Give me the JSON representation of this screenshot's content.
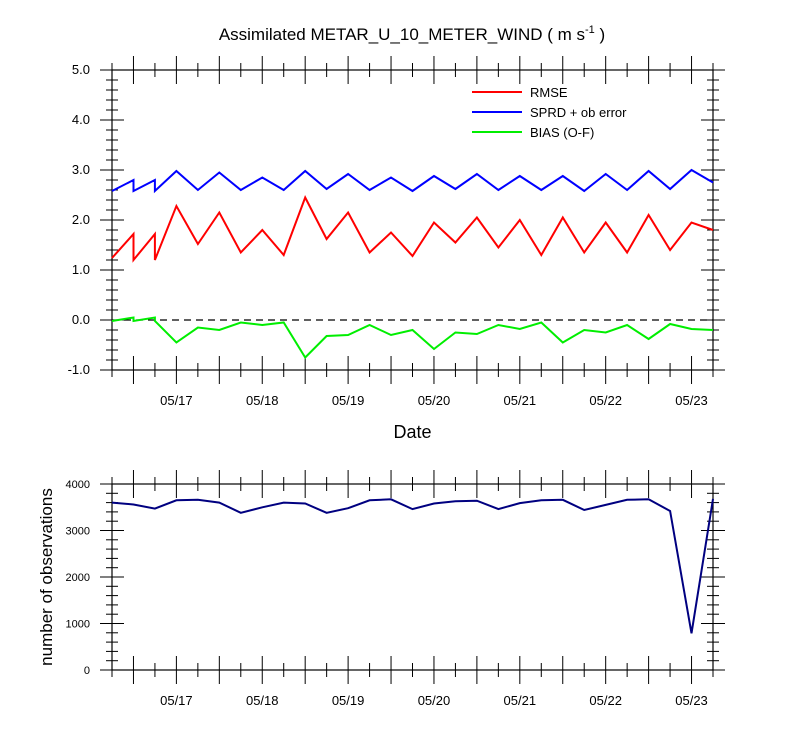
{
  "chart_data": [
    {
      "type": "line",
      "title": "Assimilated METAR_U_10_METER_WIND ( m s",
      "title_superscript": "-1",
      "title_close": " )",
      "xlabel": "Date",
      "ylabel": "",
      "ylim": [
        -1,
        5
      ],
      "yticks": [
        "-1.0",
        "0.0",
        "1.0",
        "2.0",
        "3.0",
        "4.0",
        "5.0"
      ],
      "xticks": [
        "05/17",
        "05/18",
        "05/19",
        "05/20",
        "05/21",
        "05/22",
        "05/23"
      ],
      "xlim": [
        "05/16 06:00",
        "05/23 06:00"
      ],
      "zero_line": {
        "value": 0,
        "style": "dashed"
      },
      "legend_position": "top-right",
      "x": [
        "05/16 06:00",
        "05/16 12:00",
        "05/16 12:00",
        "05/16 18:00",
        "05/16 18:00",
        "05/17 00:00",
        "05/17 06:00",
        "05/17 06:00",
        "05/17 12:00",
        "05/17 18:00",
        "05/17 18:00",
        "05/18 00:00",
        "05/18 06:00",
        "05/18 06:00",
        "05/18 12:00",
        "05/18 18:00",
        "05/18 18:00",
        "05/19 00:00",
        "05/19 06:00",
        "05/19 06:00",
        "05/19 12:00",
        "05/19 18:00",
        "05/19 18:00",
        "05/20 00:00",
        "05/20 06:00",
        "05/20 06:00",
        "05/20 12:00",
        "05/20 18:00",
        "05/20 18:00",
        "05/21 00:00",
        "05/21 06:00",
        "05/21 06:00",
        "05/21 12:00",
        "05/21 18:00",
        "05/21 18:00",
        "05/22 00:00",
        "05/22 06:00",
        "05/22 06:00",
        "05/22 12:00",
        "05/22 18:00",
        "05/22 18:00",
        "05/23 00:00",
        "05/23 06:00"
      ],
      "series": [
        {
          "name": "RMSE",
          "color": "#ff0000",
          "values": [
            1.24,
            1.72,
            1.2,
            1.72,
            1.2,
            2.28,
            1.52,
            1.52,
            2.15,
            1.35,
            1.35,
            1.8,
            1.3,
            1.3,
            2.45,
            1.62,
            1.62,
            2.15,
            1.35,
            1.35,
            1.75,
            1.28,
            1.28,
            1.95,
            1.55,
            1.55,
            2.05,
            1.45,
            1.45,
            2.0,
            1.3,
            1.3,
            2.05,
            1.35,
            1.35,
            1.95,
            1.35,
            1.35,
            2.1,
            1.4,
            1.4,
            1.95,
            1.8
          ]
        },
        {
          "name": "SPRD + ob error",
          "color": "#0000ff",
          "values": [
            2.58,
            2.8,
            2.58,
            2.8,
            2.58,
            2.98,
            2.6,
            2.6,
            2.95,
            2.6,
            2.6,
            2.85,
            2.6,
            2.6,
            2.98,
            2.62,
            2.62,
            2.92,
            2.6,
            2.6,
            2.85,
            2.58,
            2.58,
            2.88,
            2.62,
            2.62,
            2.92,
            2.6,
            2.6,
            2.88,
            2.6,
            2.6,
            2.88,
            2.58,
            2.58,
            2.92,
            2.6,
            2.6,
            2.98,
            2.62,
            2.62,
            3.0,
            2.75
          ]
        },
        {
          "name": "BIAS (O-F)",
          "color": "#00ee00",
          "values": [
            -0.02,
            0.05,
            -0.02,
            0.05,
            -0.02,
            -0.45,
            -0.15,
            -0.15,
            -0.2,
            -0.05,
            -0.05,
            -0.1,
            -0.05,
            -0.05,
            -0.75,
            -0.32,
            -0.32,
            -0.3,
            -0.1,
            -0.1,
            -0.3,
            -0.2,
            -0.2,
            -0.58,
            -0.25,
            -0.25,
            -0.28,
            -0.1,
            -0.1,
            -0.18,
            -0.05,
            -0.05,
            -0.45,
            -0.2,
            -0.2,
            -0.25,
            -0.1,
            -0.1,
            -0.38,
            -0.08,
            -0.08,
            -0.18,
            -0.2
          ]
        }
      ]
    },
    {
      "type": "line",
      "title": "",
      "xlabel": "",
      "ylabel": "number of observations",
      "ylim": [
        0,
        4000
      ],
      "yticks": [
        "0",
        "1000",
        "2000",
        "3000",
        "4000"
      ],
      "xticks": [
        "05/17",
        "05/18",
        "05/19",
        "05/20",
        "05/21",
        "05/22",
        "05/23"
      ],
      "xlim": [
        "05/16 06:00",
        "05/23 06:00"
      ],
      "x": [
        "05/16 06:00",
        "05/16 12:00",
        "05/16 18:00",
        "05/17 00:00",
        "05/17 06:00",
        "05/17 12:00",
        "05/17 18:00",
        "05/18 00:00",
        "05/18 06:00",
        "05/18 12:00",
        "05/18 18:00",
        "05/19 00:00",
        "05/19 06:00",
        "05/19 12:00",
        "05/19 18:00",
        "05/20 00:00",
        "05/20 06:00",
        "05/20 12:00",
        "05/20 18:00",
        "05/21 00:00",
        "05/21 06:00",
        "05/21 12:00",
        "05/21 18:00",
        "05/22 00:00",
        "05/22 06:00",
        "05/22 12:00",
        "05/22 18:00",
        "05/23 00:00",
        "05/23 06:00"
      ],
      "series": [
        {
          "color": "#000080",
          "values": [
            3600,
            3560,
            3470,
            3650,
            3660,
            3600,
            3380,
            3500,
            3600,
            3580,
            3380,
            3480,
            3650,
            3670,
            3460,
            3580,
            3630,
            3640,
            3460,
            3590,
            3650,
            3660,
            3440,
            3550,
            3660,
            3670,
            3420,
            790,
            3680
          ]
        }
      ]
    }
  ]
}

» **EXERCISE**:
Report the number of lines holding the string "name", without any other words.

» **PROBLEM SOLUTION**:
3